### Problem statement
State the number of lines that contain "Failed", with no other text.

====================

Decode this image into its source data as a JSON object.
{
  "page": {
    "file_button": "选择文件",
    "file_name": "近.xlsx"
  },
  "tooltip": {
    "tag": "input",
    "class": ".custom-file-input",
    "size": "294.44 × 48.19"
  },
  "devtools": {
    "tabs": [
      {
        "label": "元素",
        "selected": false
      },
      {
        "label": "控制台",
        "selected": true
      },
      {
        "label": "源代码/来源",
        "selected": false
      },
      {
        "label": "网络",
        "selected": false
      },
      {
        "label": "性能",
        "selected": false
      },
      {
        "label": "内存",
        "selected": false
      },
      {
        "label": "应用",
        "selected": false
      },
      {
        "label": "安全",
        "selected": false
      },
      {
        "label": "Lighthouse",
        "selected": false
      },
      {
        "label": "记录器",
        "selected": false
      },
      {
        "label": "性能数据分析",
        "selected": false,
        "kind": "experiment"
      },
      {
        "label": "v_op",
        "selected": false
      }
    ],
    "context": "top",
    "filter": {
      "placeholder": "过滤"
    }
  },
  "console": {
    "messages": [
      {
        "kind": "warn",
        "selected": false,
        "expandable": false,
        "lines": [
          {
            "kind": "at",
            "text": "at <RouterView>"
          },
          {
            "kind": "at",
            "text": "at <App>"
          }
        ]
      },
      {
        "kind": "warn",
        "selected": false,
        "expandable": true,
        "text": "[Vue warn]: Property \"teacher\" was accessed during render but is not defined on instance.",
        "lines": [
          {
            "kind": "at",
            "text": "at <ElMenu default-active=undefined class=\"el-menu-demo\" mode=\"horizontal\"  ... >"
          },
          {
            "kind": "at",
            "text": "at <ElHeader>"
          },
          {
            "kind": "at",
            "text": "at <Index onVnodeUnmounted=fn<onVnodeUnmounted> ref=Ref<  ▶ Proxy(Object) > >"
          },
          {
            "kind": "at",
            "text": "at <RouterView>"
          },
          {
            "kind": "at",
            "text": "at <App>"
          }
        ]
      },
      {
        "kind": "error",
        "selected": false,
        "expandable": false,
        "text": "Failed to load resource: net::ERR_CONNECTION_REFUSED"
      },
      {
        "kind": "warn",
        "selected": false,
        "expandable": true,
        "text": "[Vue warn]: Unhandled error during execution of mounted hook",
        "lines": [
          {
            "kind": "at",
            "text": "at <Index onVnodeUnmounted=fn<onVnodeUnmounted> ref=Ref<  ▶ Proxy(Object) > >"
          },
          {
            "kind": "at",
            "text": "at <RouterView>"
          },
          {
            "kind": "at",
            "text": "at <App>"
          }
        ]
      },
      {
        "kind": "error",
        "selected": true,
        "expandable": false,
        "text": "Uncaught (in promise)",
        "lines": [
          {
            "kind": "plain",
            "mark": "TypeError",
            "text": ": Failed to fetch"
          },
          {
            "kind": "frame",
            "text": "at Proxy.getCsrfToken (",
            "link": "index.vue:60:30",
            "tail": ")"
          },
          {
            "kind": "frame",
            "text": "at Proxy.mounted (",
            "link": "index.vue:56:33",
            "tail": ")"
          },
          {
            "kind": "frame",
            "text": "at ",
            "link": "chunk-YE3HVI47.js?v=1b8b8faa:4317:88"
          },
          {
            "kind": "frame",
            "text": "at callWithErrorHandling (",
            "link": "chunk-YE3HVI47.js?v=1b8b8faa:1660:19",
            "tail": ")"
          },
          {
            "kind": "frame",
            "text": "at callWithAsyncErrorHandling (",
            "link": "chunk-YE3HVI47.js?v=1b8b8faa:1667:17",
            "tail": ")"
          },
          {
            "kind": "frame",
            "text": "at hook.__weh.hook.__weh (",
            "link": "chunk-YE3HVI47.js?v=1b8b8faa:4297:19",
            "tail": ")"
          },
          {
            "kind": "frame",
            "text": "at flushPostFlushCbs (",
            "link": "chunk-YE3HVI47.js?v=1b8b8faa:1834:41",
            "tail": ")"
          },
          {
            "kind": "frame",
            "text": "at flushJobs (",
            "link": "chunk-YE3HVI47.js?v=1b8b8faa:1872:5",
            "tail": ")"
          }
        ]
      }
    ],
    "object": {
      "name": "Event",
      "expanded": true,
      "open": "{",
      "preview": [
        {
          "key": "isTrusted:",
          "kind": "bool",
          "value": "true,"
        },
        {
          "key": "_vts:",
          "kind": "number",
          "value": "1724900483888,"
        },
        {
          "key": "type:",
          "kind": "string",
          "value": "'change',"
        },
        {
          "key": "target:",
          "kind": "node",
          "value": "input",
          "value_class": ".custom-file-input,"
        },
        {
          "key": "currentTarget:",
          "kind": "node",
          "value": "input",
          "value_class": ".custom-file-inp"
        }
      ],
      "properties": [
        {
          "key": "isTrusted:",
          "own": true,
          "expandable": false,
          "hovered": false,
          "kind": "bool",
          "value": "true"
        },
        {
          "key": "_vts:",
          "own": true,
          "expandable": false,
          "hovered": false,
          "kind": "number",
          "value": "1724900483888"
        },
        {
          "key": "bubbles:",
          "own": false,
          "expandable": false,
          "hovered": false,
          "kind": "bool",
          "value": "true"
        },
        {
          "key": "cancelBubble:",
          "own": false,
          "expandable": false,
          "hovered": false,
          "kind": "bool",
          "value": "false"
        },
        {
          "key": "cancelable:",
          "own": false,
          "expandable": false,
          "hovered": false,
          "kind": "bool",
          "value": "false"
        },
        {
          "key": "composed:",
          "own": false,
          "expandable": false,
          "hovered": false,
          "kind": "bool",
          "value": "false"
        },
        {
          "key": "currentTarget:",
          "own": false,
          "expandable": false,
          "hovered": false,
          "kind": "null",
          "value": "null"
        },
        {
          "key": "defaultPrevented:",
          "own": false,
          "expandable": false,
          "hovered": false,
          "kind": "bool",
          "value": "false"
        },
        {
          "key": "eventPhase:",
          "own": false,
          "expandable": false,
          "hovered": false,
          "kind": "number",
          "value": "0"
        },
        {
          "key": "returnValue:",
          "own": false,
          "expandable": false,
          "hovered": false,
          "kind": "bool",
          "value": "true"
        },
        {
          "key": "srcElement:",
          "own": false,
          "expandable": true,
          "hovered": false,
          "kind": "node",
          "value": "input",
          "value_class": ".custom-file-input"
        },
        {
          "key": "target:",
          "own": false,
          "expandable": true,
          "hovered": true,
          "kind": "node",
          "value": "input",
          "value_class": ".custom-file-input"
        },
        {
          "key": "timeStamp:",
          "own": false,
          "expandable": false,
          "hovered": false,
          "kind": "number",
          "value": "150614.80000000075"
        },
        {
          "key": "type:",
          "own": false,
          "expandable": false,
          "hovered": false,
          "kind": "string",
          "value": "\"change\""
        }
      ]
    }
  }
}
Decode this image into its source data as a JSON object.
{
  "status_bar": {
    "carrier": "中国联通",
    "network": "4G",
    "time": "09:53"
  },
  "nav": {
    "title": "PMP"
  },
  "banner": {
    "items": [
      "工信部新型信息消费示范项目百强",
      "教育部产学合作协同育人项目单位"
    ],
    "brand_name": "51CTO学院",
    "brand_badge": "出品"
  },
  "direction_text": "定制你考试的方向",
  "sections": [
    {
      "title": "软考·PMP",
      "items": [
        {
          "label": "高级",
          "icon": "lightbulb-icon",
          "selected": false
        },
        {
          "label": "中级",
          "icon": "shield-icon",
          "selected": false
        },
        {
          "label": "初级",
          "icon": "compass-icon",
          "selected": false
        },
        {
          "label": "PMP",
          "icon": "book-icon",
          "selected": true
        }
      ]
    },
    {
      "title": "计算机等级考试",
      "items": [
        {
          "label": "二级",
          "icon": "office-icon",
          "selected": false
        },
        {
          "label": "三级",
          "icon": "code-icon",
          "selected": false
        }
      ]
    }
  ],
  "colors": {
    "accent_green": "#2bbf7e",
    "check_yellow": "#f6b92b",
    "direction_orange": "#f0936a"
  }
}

====================

### Result
2